> STATED GOAL: Wherever the word "this" appears in a line, copy that line.

•••••

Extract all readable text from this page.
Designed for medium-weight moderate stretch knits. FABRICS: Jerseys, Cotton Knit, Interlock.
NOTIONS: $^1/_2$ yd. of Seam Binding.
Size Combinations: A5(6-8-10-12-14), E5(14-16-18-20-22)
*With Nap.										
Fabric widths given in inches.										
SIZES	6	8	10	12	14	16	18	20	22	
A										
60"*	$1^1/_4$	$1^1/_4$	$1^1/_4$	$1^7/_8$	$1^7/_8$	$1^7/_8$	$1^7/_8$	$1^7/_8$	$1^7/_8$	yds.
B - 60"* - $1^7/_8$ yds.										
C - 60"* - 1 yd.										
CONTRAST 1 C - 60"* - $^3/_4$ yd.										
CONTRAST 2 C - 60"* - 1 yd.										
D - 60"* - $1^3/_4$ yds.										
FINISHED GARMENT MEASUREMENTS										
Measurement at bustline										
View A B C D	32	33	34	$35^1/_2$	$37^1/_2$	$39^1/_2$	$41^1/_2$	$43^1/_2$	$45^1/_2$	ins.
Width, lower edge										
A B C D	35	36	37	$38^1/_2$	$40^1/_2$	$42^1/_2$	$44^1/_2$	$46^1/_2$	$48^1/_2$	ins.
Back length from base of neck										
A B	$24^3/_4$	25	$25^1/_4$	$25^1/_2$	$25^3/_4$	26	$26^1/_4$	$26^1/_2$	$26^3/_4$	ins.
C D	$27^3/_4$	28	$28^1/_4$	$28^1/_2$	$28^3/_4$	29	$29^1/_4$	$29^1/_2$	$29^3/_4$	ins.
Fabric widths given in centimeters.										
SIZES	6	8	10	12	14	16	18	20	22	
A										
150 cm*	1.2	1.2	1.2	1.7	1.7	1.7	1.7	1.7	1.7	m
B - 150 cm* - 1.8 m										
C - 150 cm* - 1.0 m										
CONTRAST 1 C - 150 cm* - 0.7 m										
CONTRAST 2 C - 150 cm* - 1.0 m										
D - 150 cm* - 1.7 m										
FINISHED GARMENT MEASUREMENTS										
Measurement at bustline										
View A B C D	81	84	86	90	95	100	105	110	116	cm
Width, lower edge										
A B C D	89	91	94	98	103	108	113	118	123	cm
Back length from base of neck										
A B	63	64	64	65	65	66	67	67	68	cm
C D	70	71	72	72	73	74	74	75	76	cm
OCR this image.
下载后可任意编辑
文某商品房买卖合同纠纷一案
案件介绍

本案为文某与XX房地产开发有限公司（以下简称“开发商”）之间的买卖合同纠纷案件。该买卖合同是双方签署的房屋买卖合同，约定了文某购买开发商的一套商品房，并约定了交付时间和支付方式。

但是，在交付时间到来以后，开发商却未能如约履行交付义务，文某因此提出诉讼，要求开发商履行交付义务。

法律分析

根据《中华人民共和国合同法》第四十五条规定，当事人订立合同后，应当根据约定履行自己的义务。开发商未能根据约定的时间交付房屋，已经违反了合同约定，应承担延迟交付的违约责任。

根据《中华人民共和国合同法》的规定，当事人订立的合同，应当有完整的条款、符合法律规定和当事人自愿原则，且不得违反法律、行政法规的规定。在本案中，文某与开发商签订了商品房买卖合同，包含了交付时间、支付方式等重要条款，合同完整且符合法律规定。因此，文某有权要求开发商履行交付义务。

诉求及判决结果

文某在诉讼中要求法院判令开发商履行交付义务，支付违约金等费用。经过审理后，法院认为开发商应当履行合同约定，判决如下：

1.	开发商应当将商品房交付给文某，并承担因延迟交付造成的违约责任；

•••••

> ANSWER TO THE TASK:
Extract all readable text from this page.
OCR this image.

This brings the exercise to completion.